◆ Records for this exercise ◆
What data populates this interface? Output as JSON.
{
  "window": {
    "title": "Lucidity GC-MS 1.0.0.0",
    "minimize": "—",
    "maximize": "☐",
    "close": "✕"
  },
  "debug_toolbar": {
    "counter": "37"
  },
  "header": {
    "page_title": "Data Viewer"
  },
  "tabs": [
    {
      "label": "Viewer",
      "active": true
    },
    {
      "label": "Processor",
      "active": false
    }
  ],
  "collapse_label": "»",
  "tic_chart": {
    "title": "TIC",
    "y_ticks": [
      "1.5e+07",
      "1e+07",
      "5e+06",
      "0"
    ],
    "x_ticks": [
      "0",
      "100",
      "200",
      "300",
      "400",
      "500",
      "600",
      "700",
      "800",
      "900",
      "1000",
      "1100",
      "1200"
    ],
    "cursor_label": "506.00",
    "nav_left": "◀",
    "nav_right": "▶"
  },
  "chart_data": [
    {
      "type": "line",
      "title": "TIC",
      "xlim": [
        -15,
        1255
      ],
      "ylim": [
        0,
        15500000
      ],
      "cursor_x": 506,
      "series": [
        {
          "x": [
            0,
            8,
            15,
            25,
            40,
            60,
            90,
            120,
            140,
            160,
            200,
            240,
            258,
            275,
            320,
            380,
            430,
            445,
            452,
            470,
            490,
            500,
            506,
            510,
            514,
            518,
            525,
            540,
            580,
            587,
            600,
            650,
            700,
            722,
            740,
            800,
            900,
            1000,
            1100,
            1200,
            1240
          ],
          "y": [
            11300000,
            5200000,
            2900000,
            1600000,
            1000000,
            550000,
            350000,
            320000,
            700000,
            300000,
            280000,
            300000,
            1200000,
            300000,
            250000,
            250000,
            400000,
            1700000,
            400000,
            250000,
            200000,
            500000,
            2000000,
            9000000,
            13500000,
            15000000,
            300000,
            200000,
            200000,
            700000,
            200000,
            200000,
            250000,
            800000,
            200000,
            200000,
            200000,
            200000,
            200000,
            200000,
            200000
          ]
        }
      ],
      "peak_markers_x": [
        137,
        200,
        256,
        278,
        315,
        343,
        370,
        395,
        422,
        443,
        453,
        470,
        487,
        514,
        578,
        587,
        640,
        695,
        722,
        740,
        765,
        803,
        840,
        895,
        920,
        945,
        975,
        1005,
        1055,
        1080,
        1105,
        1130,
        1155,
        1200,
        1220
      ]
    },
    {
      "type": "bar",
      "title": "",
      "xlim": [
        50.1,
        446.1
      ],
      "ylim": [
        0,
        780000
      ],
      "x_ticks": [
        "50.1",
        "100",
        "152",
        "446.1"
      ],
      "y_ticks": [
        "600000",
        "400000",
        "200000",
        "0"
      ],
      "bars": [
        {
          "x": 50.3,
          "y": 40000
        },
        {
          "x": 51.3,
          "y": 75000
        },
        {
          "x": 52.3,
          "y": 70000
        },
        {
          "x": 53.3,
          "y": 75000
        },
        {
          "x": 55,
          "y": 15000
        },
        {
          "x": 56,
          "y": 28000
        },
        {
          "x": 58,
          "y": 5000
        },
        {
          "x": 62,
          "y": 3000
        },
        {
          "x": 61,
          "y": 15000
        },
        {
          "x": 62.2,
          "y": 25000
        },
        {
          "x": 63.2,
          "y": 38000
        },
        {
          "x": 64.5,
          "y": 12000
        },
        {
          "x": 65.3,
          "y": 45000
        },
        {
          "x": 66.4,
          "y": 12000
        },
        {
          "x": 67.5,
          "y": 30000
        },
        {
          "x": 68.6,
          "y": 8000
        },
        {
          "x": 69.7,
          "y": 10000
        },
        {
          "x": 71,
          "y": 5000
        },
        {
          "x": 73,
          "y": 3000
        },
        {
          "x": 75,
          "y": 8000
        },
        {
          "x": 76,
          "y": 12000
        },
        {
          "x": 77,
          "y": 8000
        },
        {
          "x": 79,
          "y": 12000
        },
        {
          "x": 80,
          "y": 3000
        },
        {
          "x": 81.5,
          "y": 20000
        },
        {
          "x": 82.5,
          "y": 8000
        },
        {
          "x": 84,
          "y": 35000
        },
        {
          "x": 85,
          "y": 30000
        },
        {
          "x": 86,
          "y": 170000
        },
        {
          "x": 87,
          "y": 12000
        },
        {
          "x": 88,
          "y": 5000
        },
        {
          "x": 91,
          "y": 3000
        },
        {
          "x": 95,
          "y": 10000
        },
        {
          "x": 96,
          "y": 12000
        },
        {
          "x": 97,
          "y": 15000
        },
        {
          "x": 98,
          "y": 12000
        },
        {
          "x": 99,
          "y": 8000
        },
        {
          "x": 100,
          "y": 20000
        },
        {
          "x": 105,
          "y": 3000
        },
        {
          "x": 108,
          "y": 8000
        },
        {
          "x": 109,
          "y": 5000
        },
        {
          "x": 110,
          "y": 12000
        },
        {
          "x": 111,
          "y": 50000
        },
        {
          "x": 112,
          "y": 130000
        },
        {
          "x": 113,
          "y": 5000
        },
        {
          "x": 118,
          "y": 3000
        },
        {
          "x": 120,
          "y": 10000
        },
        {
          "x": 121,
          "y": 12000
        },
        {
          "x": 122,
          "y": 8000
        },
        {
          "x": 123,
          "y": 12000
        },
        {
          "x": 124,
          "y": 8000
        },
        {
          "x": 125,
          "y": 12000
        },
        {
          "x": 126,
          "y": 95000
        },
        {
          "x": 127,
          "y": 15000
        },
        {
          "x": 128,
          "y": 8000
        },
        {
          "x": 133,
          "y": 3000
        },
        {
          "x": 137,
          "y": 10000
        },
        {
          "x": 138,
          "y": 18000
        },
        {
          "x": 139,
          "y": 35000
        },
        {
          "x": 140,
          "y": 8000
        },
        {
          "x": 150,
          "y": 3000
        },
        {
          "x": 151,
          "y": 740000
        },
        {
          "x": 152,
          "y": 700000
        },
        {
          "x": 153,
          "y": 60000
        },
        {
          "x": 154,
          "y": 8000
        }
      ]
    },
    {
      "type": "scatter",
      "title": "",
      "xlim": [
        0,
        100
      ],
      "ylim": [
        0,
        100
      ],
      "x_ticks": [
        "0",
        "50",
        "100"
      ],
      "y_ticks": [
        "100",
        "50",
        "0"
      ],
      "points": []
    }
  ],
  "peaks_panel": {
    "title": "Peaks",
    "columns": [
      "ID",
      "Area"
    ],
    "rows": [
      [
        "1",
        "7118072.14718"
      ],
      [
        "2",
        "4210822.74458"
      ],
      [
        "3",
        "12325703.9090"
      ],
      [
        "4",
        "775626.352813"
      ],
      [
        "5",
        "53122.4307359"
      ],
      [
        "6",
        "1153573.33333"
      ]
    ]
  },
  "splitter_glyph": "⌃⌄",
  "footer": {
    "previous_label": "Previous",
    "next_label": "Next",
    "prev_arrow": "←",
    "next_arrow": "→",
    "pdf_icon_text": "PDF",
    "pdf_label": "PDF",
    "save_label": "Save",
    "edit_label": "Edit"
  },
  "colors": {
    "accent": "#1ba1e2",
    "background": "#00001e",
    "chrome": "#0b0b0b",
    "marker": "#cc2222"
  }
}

◆ Goal ◆
Every entry needs to be retyped exactly.

◆ Output ◆
What data populates this interface? Output as JSON.
{
  "window": {
    "title": "Lucidity GC-MS 1.0.0.0",
    "minimize": "—",
    "maximize": "☐",
    "close": "✕"
  },
  "debug_toolbar": {
    "counter": "37"
  },
  "header": {
    "page_title": "Data Viewer"
  },
  "tabs": [
    {
      "label": "Viewer",
      "active": true
    },
    {
      "label": "Processor",
      "active": false
    }
  ],
  "collapse_label": "»",
  "tic_chart": {
    "title": "TIC",
    "y_ticks": [
      "1.5e+07",
      "1e+07",
      "5e+06",
      "0"
    ],
    "x_ticks": [
      "0",
      "100",
      "200",
      "300",
      "400",
      "500",
      "600",
      "700",
      "800",
      "900",
      "1000",
      "1100",
      "1200"
    ],
    "cursor_label": "506.00",
    "nav_left": "◀",
    "nav_right": "▶"
  },
  "chart_data": [
    {
      "type": "line",
      "title": "TIC",
      "xlim": [
        -15,
        1255
      ],
      "ylim": [
        0,
        15500000
      ],
      "cursor_x": 506,
      "series": [
        {
          "x": [
            0,
            8,
            15,
            25,
            40,
            60,
            90,
            120,
            140,
            160,
            200,
            240,
            258,
            275,
            320,
            380,
            430,
            445,
            452,
            470,
            490,
            500,
            506,
            510,
            514,
            518,
            525,
            540,
            580,
            587,
            600,
            650,
            700,
            722,
            740,
            800,
            900,
            1000,
            1100,
            1200,
            1240
          ],
          "y": [
            11300000,
            5200000,
            2900000,
            1600000,
            1000000,
            550000,
            350000,
            320000,
            700000,
            300000,
            280000,
            300000,
            1200000,
            300000,
            250000,
            250000,
            400000,
            1700000,
            400000,
            250000,
            200000,
            500000,
            2000000,
            9000000,
            13500000,
            15000000,
            300000,
            200000,
            200000,
            700000,
            200000,
            200000,
            250000,
            800000,
            200000,
            200000,
            200000,
            200000,
            200000,
            200000,
            200000
          ]
        }
      ],
      "peak_markers_x": [
        137,
        200,
        256,
        278,
        315,
        343,
        370,
        395,
        422,
        443,
        453,
        470,
        487,
        514,
        578,
        587,
        640,
        695,
        722,
        740,
        765,
        803,
        840,
        895,
        920,
        945,
        975,
        1005,
        1055,
        1080,
        1105,
        1130,
        1155,
        1200,
        1220
      ]
    },
    {
      "type": "bar",
      "title": "",
      "xlim": [
        50.1,
        446.1
      ],
      "ylim": [
        0,
        780000
      ],
      "x_ticks": [
        "50.1",
        "100",
        "152",
        "446.1"
      ],
      "y_ticks": [
        "600000",
        "400000",
        "200000",
        "0"
      ],
      "bars": [
        {
          "x": 50.3,
          "y": 40000
        },
        {
          "x": 51.3,
          "y": 75000
        },
        {
          "x": 52.3,
          "y": 70000
        },
        {
          "x": 53.3,
          "y": 75000
        },
        {
          "x": 55,
          "y": 15000
        },
        {
          "x": 56,
          "y": 28000
        },
        {
          "x": 58,
          "y": 5000
        },
        {
          "x": 62,
          "y": 3000
        },
        {
          "x": 61,
          "y": 15000
        },
        {
          "x": 62.2,
          "y": 25000
        },
        {
          "x": 63.2,
          "y": 38000
        },
        {
          "x": 64.5,
          "y": 12000
        },
        {
          "x": 65.3,
          "y": 45000
        },
        {
          "x": 66.4,
          "y": 12000
        },
        {
          "x": 67.5,
          "y": 30000
        },
        {
          "x": 68.6,
          "y": 8000
        },
        {
          "x": 69.7,
          "y": 10000
        },
        {
          "x": 71,
          "y": 5000
        },
        {
          "x": 73,
          "y": 3000
        },
        {
          "x": 75,
          "y": 8000
        },
        {
          "x": 76,
          "y": 12000
        },
        {
          "x": 77,
          "y": 8000
        },
        {
          "x": 79,
          "y": 12000
        },
        {
          "x": 80,
          "y": 3000
        },
        {
          "x": 81.5,
          "y": 20000
        },
        {
          "x": 82.5,
          "y": 8000
        },
        {
          "x": 84,
          "y": 35000
        },
        {
          "x": 85,
          "y": 30000
        },
        {
          "x": 86,
          "y": 170000
        },
        {
          "x": 87,
          "y": 12000
        },
        {
          "x": 88,
          "y": 5000
        },
        {
          "x": 91,
          "y": 3000
        },
        {
          "x": 95,
          "y": 10000
        },
        {
          "x": 96,
          "y": 12000
        },
        {
          "x": 97,
          "y": 15000
        },
        {
          "x": 98,
          "y": 12000
        },
        {
          "x": 99,
          "y": 8000
        },
        {
          "x": 100,
          "y": 20000
        },
        {
          "x": 105,
          "y": 3000
        },
        {
          "x": 108,
          "y": 8000
        },
        {
          "x": 109,
          "y": 5000
        },
        {
          "x": 110,
          "y": 12000
        },
        {
          "x": 111,
          "y": 50000
        },
        {
          "x": 112,
          "y": 130000
        },
        {
          "x": 113,
          "y": 5000
        },
        {
          "x": 118,
          "y": 3000
        },
        {
          "x": 120,
          "y": 10000
        },
        {
          "x": 121,
          "y": 12000
        },
        {
          "x": 122,
          "y": 8000
        },
        {
          "x": 123,
          "y": 12000
        },
        {
          "x": 124,
          "y": 8000
        },
        {
          "x": 125,
          "y": 12000
        },
        {
          "x": 126,
          "y": 95000
        },
        {
          "x": 127,
          "y": 15000
        },
        {
          "x": 128,
          "y": 8000
        },
        {
          "x": 133,
          "y": 3000
        },
        {
          "x": 137,
          "y": 10000
        },
        {
          "x": 138,
          "y": 18000
        },
        {
          "x": 139,
          "y": 35000
        },
        {
          "x": 140,
          "y": 8000
        },
        {
          "x": 150,
          "y": 3000
        },
        {
          "x": 151,
          "y": 740000
        },
        {
          "x": 152,
          "y": 700000
        },
        {
          "x": 153,
          "y": 60000
        },
        {
          "x": 154,
          "y": 8000
        }
      ]
    },
    {
      "type": "scatter",
      "title": "",
      "xlim": [
        0,
        100
      ],
      "ylim": [
        0,
        100
      ],
      "x_ticks": [
        "0",
        "50",
        "100"
      ],
      "y_ticks": [
        "100",
        "50",
        "0"
      ],
      "points": []
    }
  ],
  "peaks_panel": {
    "title": "Peaks",
    "columns": [
      "ID",
      "Area"
    ],
    "rows": [
      [
        "1",
        "7118072.14718"
      ],
      [
        "2",
        "4210822.74458"
      ],
      [
        "3",
        "12325703.9090"
      ],
      [
        "4",
        "775626.352813"
      ],
      [
        "5",
        "53122.4307359"
      ],
      [
        "6",
        "1153573.33333"
      ]
    ]
  },
  "splitter_glyph": "⌃⌄",
  "footer": {
    "previous_label": "Previous",
    "next_label": "Next",
    "prev_arrow": "←",
    "next_arrow": "→",
    "pdf_icon_text": "PDF",
    "pdf_label": "PDF",
    "save_label": "Save",
    "edit_label": "Edit"
  },
  "colors": {
    "accent": "#1ba1e2",
    "background": "#00001e",
    "chrome": "#0b0b0b",
    "marker": "#cc2222"
  }
}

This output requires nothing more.